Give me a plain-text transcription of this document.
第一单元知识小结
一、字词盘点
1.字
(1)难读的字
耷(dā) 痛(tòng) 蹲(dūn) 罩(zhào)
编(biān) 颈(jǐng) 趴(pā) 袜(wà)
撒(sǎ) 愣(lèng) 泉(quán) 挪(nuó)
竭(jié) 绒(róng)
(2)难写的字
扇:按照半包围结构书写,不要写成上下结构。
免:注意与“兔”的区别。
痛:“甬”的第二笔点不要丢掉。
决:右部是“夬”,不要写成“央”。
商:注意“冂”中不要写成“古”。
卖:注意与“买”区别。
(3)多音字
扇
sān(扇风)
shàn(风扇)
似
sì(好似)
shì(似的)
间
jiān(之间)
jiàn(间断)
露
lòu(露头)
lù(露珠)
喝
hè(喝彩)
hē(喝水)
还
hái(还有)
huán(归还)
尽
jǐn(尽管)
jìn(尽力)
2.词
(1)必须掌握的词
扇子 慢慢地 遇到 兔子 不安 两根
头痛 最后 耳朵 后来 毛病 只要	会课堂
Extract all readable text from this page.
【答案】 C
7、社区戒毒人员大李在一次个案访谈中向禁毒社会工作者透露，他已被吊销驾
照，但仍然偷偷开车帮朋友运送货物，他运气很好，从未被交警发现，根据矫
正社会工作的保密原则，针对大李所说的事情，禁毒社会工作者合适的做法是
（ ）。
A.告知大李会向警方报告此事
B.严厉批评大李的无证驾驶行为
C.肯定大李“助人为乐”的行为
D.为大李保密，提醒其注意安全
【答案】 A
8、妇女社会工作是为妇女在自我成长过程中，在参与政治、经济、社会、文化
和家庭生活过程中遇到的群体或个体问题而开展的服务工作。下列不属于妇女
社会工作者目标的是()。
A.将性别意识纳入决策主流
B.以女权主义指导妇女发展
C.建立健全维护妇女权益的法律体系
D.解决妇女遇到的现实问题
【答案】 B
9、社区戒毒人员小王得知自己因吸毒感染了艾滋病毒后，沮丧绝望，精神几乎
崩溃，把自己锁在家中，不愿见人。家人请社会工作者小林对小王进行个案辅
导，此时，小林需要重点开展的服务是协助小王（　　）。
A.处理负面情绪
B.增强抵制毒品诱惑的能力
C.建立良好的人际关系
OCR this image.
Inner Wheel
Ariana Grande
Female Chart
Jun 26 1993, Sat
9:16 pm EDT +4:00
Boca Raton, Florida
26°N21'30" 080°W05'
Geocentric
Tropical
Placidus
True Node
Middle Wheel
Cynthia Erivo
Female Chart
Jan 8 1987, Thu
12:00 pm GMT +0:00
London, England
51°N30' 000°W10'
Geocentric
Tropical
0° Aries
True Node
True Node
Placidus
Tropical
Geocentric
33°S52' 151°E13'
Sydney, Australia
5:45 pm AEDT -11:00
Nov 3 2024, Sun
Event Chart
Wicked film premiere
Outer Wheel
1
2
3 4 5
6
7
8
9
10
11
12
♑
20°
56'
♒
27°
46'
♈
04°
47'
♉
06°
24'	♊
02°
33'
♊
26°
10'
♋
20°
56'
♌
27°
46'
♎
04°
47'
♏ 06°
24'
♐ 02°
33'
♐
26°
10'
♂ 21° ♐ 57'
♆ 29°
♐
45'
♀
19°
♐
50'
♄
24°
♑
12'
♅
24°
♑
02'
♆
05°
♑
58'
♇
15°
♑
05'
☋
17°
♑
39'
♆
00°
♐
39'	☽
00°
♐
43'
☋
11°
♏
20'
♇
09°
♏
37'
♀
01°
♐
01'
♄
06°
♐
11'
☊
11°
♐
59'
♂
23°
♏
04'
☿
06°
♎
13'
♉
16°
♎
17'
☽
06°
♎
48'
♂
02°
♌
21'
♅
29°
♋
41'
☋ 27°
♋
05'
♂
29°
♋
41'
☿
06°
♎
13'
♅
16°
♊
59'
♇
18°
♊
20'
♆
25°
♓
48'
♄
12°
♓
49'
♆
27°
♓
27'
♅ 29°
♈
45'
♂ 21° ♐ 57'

:::

Please quote nothing but the lines from the line with "Extract all readable text from this page." through the end of the data above, exactly as written, ends included.

Extract all readable text from this page.
【答案】 C
7、社区戒毒人员大李在一次个案访谈中向禁毒社会工作者透露，他已被吊销驾
照，但仍然偷偷开车帮朋友运送货物，他运气很好，从未被交警发现，根据矫
正社会工作的保密原则，针对大李所说的事情，禁毒社会工作者合适的做法是
（ ）。
A.告知大李会向警方报告此事
B.严厉批评大李的无证驾驶行为
C.肯定大李“助人为乐”的行为
D.为大李保密，提醒其注意安全
【答案】 A
8、妇女社会工作是为妇女在自我成长过程中，在参与政治、经济、社会、文化
和家庭生活过程中遇到的群体或个体问题而开展的服务工作。下列不属于妇女
社会工作者目标的是()。
A.将性别意识纳入决策主流
B.以女权主义指导妇女发展
C.建立健全维护妇女权益的法律体系
D.解决妇女遇到的现实问题
【答案】 B
9、社区戒毒人员小王得知自己因吸毒感染了艾滋病毒后，沮丧绝望，精神几乎
崩溃，把自己锁在家中，不愿见人。家人请社会工作者小林对小王进行个案辅
导，此时，小林需要重点开展的服务是协助小王（　　）。
A.处理负面情绪
B.增强抵制毒品诱惑的能力
C.建立良好的人际关系
OCR this image.
Inner Wheel
Ariana Grande
Female Chart
Jun 26 1993, Sat
9:16 pm EDT +4:00
Boca Raton, Florida
26°N21'30" 080°W05'
Geocentric
Tropical
Placidus
True Node
Middle Wheel
Cynthia Erivo
Female Chart
Jan 8 1987, Thu
12:00 pm GMT +0:00
London, England
51°N30' 000°W10'
Geocentric
Tropical
0° Aries
True Node
True Node
Placidus
Tropical
Geocentric
33°S52' 151°E13'
Sydney, Australia
5:45 pm AEDT -11:00
Nov 3 2024, Sun
Event Chart
Wicked film premiere
Outer Wheel
1
2
3 4 5
6
7
8
9
10
11
12
♑
20°
56'
♒
27°
46'
♈
04°
47'
♉
06°
24'	♊
02°
33'
♊
26°
10'
♋
20°
56'
♌
27°
46'
♎
04°
47'
♏ 06°
24'
♐ 02°
33'
♐
26°
10'
♂ 21° ♐ 57'
♆ 29°
♐
45'
♀
19°
♐
50'
♄
24°
♑
12'
♅
24°
♑
02'
♆
05°
♑
58'
♇
15°
♑
05'
☋
17°
♑
39'
♆
00°
♐
39'	☽
00°
♐
43'
☋
11°
♏
20'
♇
09°
♏
37'
♀
01°
♐
01'
♄
06°
♐
11'
☊
11°
♐
59'
♂
23°
♏
04'
☿
06°
♎
13'
♉
16°
♎
17'
☽
06°
♎
48'
♂
02°
♌
21'
♅
29°
♋
41'
☋ 27°
♋
05'
♂
29°
♋
41'
☿
06°
♎
13'
♅
16°
♊
59'
♇
18°
♊
20'
♆
25°
♓
48'
♄
12°
♓
49'
♆
27°
♓
27'
♅ 29°
♈
45'
♂ 21° ♐ 57'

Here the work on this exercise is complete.